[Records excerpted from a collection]

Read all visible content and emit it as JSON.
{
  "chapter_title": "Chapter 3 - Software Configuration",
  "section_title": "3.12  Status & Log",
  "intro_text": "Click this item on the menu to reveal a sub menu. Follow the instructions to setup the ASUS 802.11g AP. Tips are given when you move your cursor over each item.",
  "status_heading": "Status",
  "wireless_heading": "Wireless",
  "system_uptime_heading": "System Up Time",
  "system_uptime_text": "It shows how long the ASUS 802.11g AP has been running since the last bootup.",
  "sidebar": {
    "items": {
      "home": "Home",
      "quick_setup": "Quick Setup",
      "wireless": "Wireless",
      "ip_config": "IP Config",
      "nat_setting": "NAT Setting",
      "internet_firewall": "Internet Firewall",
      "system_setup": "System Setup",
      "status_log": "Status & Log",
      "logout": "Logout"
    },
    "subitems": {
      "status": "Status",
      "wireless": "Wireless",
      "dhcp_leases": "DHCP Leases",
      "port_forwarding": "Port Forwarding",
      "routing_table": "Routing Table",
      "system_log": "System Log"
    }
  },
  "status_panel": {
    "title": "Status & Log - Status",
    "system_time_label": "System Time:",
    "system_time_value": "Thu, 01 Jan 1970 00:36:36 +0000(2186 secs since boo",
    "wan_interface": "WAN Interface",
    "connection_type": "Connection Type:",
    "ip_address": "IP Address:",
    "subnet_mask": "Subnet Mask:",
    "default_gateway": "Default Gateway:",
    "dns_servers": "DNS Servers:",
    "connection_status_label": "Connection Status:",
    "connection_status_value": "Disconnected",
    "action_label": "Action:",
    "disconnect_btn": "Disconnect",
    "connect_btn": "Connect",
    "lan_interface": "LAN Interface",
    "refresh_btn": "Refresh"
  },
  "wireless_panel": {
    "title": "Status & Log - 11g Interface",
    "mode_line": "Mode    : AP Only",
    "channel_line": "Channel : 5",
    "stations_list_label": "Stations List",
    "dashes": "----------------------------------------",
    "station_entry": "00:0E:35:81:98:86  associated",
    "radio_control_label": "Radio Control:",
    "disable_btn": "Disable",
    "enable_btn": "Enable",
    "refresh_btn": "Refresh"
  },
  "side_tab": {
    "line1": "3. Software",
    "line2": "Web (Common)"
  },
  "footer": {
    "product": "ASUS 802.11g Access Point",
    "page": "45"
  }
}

#### Exercise aim:
Using the entries above, return each line in which the word "ASUS" occurs.

#### Expected answer:
  "intro_text": "Click this item on the menu to reveal a sub menu. Follow the instructions to setup the ASUS 802.11g AP. Tips are given when you move your cursor over each item.",
  "system_uptime_text": "It shows how long the ASUS 802.11g AP has been running since the last bootup.",
    "product": "ASUS 802.11g Access Point",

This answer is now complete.